# [STATED EXERCISE]
Could you repeat the records below exactly, leaving out any pictures?

(Extracted data entries)
========

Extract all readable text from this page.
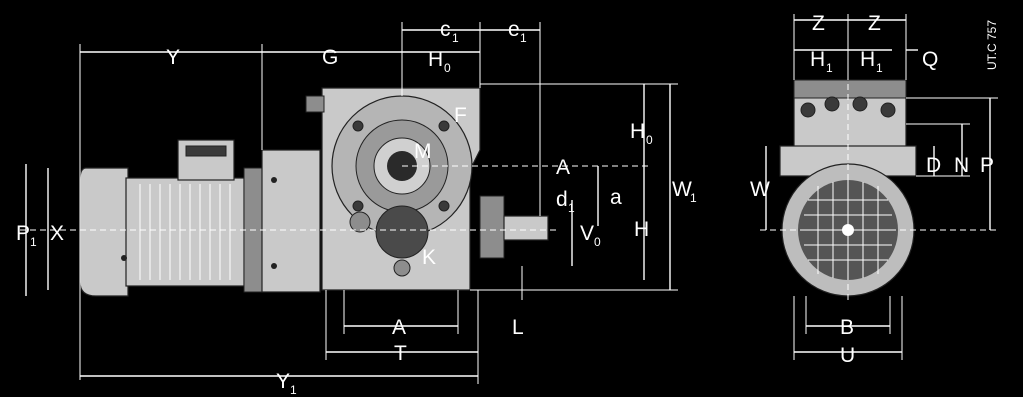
Y	G
c 1 e 1
H 0
F
M
A
H 0
a
d 1
V 0
H
W
1
P 1 X
K
L
A
T
Y 1
Z Z
H 1 H 1 Q
D N P
W
B
U
UT.C 757
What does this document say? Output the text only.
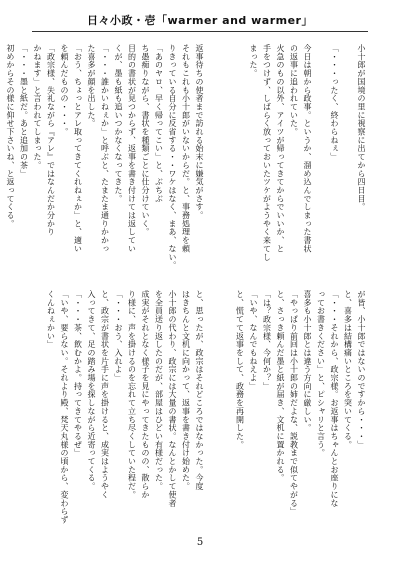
日々小政・壱「warmer and warmer」
小十郎が国境の里に視察に出てから四日目。

「・・・ったく、終わらねぇ」

今日は朝から政事。というか、溜め込んでしまった書状
の返事に追われていた。
火急のもの以外、アイツが帰ってきてからでいいか、と
手をつけず、しばらく放っておいたツケがようやく来てし
まった。
返事待ちの使者まで訪れる始末に嫌気がさす。
それもこれも小十郎がいないからだ。と、事務処理を頼
りきっている自分に反省する・・ワケはなく、まあ、ない。
「あのヤロ、早く帰ってこい」と、ぶちぶ
ち愚痴りながら、書状を種類ごとに仕分けていく。
目的の書状が見つからず、返事を書き付けては返してい
くが、墨も紙も追いつかなくなってきた。
「・・・誰かいねぇか」と呼ぶと、たまたま通りかかっ
た喜多が顔を出した。
「おう、ちょっとアレ取ってきてくれねぇか」と、適い
を頼んだものの・・・。
「政宗様、失礼ながら『アレ』ではなんだか分かり
かねます」と言われてしまった。
「・・・墨と紙だ。あと追加の茶」
初めからその様に仰せ下さいね、と返ってくる。
が皆、小十郎ではないのですから・・・」
と、喜多は結構痛いところを突いてくる。
「・・・それから、政宗様。お返事はちゃんとお座りにな
ってお書きください」と、ピシャリと言う。
喜多も小十郎とは違う方向に厳しい。
「やっぱり前回は小十郎の姉だよな、説教まで似てやがる」
と、さっき頼んだ墨と紙が届き、文机に置かれる。
「は？政宗様、今何か？」
「いや、なんでもねえよ」
と、慌てて返事をして、政務を再開した。
と、思ったが、政宗はそれどころではなかった。今度
はきちんと文机に向かって、返事を書き付け始めた。
小十郎の代わり、政宗には大量の書状。なんとかして使者
を全員送り返したのだが、部屋はひどい有様だった。
成実がそれとなく様子を見にやってきたものの、散らか
り様に、声を掛けるのを忘れて立ち尽くしていた程だ。
「・・・おう、入れよ」
と、政宗が書状を片手に声を掛けると、成実はようやく
入ってきて、足の踏み場を探しながら近寄ってくる。
「・・・茶、飲むかよ。持ってきてやるぜ」
「いや、要らない。それより殿、梵天丸様の頃から、変わらず
くんねぇかい」
5
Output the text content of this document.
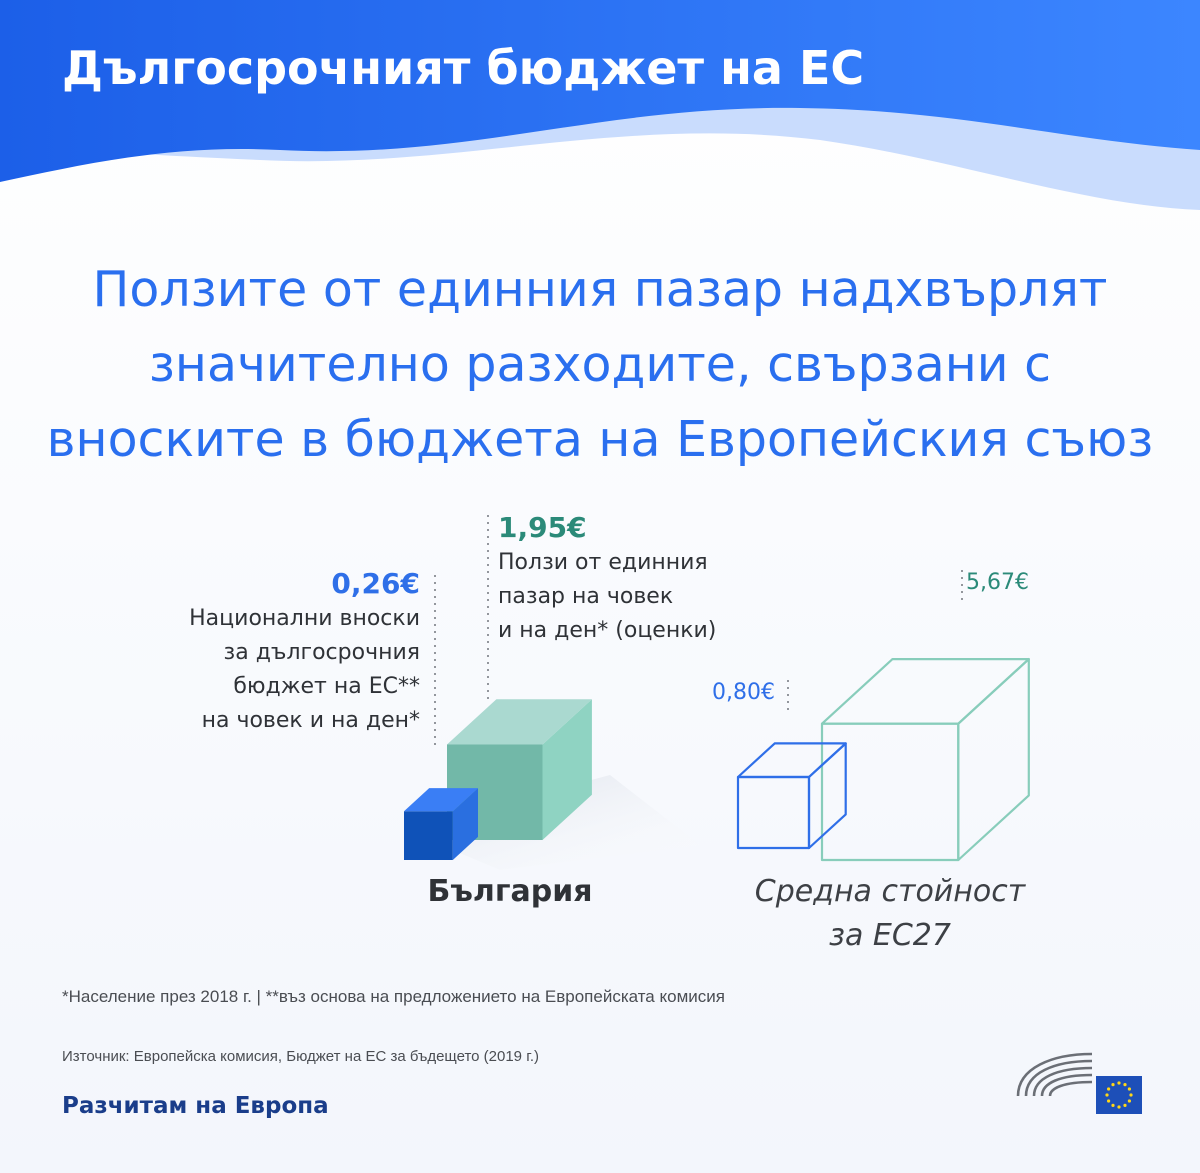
Дългосрочният бюджет на ЕС
Ползите от единния пазар надхвърлят
значително разходите, свързани с
вноските в бюджета на Европейския съюз
0,26€
Национални вноски
за дългосрочния
бюджет на ЕС**
на човек и на ден*
1,95€
Ползи от единния
пазар на човек
и на ден* (оценки)
0,80€
5,67€
България	Средна стойност
за ЕС27
*Население през 2018 г. | **въз основа на предложението на Европейската комисия
Източник: Европейска комисия, Бюджет на ЕС за бъдещето (2019 г.)
Разчитам на Европа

========

# [RESULT OF THE EXERCISE]
Extract all readable text from this page.
Y	G
c 1 e 1
H 0
F
M
A
H 0
a
d 1
V 0
H
W
1
P 1 X
K
L
A
T
Y 1
Z Z
H 1 H 1 Q
D N P
W
B
U
UT.C 757
What does this document say? Output the text only.
日々小政・壱「warmer and warmer」
小十郎が国境の里に視察に出てから四日目。

「・・・ったく、終わらねぇ」

今日は朝から政事。というか、溜め込んでしまった書状
の返事に追われていた。
火急のもの以外、アイツが帰ってきてからでいいか、と
手をつけず、しばらく放っておいたツケがようやく来てし
まった。
返事待ちの使者まで訪れる始末に嫌気がさす。
それもこれも小十郎がいないからだ。と、事務処理を頼
りきっている自分に反省する・・ワケはなく、まあ、ない。
「あのヤロ、早く帰ってこい」と、ぶちぶ
ち愚痴りながら、書状を種類ごとに仕分けていく。
目的の書状が見つからず、返事を書き付けては返してい
くが、墨も紙も追いつかなくなってきた。
「・・・誰かいねぇか」と呼ぶと、たまたま通りかかっ
た喜多が顔を出した。
「おう、ちょっとアレ取ってきてくれねぇか」と、適い
を頼んだものの・・・。
「政宗様、失礼ながら『アレ』ではなんだか分かり
かねます」と言われてしまった。
「・・・墨と紙だ。あと追加の茶」
初めからその様に仰せ下さいね、と返ってくる。
が皆、小十郎ではないのですから・・・」
と、喜多は結構痛いところを突いてくる。
「・・・それから、政宗様。お返事はちゃんとお座りにな
ってお書きください」と、ピシャリと言う。
喜多も小十郎とは違う方向に厳しい。
「やっぱり前回は小十郎の姉だよな、説教まで似てやがる」
と、さっき頼んだ墨と紙が届き、文机に置かれる。
「は？政宗様、今何か？」
「いや、なんでもねえよ」
と、慌てて返事をして、政務を再開した。
と、思ったが、政宗はそれどころではなかった。今度
はきちんと文机に向かって、返事を書き付け始めた。
小十郎の代わり、政宗には大量の書状。なんとかして使者
を全員送り返したのだが、部屋はひどい有様だった。
成実がそれとなく様子を見にやってきたものの、散らか
り様に、声を掛けるのを忘れて立ち尽くしていた程だ。
「・・・おう、入れよ」
と、政宗が書状を片手に声を掛けると、成実はようやく
入ってきて、足の踏み場を探しながら近寄ってくる。
「・・・茶、飲むかよ。持ってきてやるぜ」
「いや、要らない。それより殿、梵天丸様の頃から、変わらず
くんねぇかい」
5
Output the text content of this document.
Дългосрочният бюджет на ЕС
Ползите от единния пазар надхвърлят
значително разходите, свързани с
вноските в бюджета на Европейския съюз
0,26€
Национални вноски
за дългосрочния
бюджет на ЕС**
на човек и на ден*
1,95€
Ползи от единния
пазар на човек
и на ден* (оценки)
0,80€
5,67€
България	Средна стойност
за ЕС27
*Население през 2018 г. | **въз основа на предложението на Европейската комисия
Източник: Европейска комисия, Бюджет на ЕС за бъдещето (2019 г.)
Разчитам на Европа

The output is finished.